> The request
Every line with the word "name" in it should be extracted from the data that follows.

**** Input ****

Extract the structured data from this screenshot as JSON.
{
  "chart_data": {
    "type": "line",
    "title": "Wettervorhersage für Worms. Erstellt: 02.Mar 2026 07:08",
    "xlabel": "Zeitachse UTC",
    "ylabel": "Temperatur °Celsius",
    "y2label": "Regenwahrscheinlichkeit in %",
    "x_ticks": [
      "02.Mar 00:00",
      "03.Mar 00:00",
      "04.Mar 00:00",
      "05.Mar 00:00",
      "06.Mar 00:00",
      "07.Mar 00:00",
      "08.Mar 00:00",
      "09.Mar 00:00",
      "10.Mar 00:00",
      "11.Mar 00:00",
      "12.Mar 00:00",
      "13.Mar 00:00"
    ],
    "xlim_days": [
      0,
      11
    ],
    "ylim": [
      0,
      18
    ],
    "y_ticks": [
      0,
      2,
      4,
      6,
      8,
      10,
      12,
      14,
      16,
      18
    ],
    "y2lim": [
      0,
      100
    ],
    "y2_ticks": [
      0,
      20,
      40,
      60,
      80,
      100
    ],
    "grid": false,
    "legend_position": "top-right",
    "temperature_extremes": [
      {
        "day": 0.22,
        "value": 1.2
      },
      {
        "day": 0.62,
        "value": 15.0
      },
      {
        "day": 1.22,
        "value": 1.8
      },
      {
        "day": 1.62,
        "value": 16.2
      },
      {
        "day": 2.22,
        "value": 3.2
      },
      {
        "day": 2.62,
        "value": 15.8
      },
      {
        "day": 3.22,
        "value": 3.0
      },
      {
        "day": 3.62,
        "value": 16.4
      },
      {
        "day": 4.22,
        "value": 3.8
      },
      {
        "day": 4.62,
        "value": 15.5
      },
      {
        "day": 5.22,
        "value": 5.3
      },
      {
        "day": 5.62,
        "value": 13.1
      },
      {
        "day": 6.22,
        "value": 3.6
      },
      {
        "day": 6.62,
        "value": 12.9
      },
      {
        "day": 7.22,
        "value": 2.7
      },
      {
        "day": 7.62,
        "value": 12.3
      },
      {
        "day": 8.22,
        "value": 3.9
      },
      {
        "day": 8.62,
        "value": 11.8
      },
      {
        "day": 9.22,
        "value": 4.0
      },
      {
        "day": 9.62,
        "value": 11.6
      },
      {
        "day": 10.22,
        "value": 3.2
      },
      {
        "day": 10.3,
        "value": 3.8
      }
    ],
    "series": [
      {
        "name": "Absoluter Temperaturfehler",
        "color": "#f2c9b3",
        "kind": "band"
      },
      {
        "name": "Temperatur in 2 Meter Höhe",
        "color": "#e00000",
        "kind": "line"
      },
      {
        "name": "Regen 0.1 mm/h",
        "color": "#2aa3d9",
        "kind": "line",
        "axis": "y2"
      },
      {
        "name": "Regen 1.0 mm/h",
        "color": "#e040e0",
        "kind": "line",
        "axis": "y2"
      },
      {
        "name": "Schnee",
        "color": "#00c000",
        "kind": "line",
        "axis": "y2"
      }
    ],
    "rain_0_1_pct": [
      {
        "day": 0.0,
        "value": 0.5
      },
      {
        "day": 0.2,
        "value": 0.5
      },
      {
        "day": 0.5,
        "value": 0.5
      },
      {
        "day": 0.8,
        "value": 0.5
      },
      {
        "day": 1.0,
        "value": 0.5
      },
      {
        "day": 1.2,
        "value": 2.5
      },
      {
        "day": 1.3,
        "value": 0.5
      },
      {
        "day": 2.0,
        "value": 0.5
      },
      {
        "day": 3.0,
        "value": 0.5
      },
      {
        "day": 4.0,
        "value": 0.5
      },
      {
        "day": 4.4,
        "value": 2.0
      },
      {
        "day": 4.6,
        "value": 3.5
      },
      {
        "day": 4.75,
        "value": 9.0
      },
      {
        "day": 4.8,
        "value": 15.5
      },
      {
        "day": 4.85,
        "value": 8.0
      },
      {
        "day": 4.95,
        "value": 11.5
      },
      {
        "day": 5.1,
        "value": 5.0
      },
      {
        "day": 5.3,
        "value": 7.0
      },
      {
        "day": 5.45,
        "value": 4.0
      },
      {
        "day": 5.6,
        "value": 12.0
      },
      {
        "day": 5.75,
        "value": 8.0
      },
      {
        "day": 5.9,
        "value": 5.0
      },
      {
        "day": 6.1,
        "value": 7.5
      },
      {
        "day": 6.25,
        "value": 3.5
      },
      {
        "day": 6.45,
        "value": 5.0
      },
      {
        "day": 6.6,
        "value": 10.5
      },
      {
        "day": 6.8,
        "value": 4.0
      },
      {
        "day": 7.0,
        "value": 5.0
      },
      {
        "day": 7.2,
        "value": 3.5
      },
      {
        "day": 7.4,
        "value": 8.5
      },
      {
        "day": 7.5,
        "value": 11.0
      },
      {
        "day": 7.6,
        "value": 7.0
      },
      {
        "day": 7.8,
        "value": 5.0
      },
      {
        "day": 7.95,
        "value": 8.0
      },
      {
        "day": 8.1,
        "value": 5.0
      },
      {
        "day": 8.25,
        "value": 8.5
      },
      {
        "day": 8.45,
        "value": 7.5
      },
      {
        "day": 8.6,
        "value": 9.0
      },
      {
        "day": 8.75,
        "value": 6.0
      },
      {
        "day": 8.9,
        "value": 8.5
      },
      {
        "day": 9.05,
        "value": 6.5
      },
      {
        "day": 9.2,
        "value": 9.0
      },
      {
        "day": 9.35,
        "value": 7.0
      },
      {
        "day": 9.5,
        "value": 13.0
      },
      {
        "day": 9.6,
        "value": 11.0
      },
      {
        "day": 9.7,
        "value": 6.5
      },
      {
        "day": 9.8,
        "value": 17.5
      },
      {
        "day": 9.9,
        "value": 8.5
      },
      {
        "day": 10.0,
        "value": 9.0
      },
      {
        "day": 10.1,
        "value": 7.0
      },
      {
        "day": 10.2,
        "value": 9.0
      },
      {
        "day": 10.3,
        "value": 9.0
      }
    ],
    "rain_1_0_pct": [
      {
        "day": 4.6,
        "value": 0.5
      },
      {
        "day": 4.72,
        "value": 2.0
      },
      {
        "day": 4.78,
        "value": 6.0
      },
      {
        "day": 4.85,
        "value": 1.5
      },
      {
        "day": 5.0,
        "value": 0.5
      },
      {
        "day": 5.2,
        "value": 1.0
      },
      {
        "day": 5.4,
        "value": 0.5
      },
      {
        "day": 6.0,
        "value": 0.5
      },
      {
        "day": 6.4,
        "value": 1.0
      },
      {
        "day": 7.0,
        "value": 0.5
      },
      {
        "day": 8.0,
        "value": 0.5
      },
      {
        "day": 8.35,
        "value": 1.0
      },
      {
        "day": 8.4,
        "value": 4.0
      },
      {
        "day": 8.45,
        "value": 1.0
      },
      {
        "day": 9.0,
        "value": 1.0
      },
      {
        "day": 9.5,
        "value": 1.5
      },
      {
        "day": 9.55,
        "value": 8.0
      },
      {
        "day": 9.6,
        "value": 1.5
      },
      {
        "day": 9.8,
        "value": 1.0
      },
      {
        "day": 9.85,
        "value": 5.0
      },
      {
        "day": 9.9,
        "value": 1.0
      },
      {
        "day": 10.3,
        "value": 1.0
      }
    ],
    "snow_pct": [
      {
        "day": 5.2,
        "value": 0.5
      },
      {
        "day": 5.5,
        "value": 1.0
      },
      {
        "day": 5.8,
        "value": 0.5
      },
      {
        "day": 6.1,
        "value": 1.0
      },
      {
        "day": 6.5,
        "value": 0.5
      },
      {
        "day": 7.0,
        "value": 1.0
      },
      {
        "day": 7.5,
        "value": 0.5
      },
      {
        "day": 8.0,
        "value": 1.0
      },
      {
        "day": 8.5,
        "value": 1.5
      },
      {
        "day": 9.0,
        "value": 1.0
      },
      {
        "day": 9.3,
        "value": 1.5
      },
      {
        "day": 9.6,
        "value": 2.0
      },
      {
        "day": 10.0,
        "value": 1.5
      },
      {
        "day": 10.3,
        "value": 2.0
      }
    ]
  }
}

****

> Task solution
        "name": "Absoluter Temperaturfehler",
        "name": "Temperatur in 2 Meter Höhe",
        "name": "Regen 0.1 mm/h",
        "name": "Regen 1.0 mm/h",
        "name": "Schnee",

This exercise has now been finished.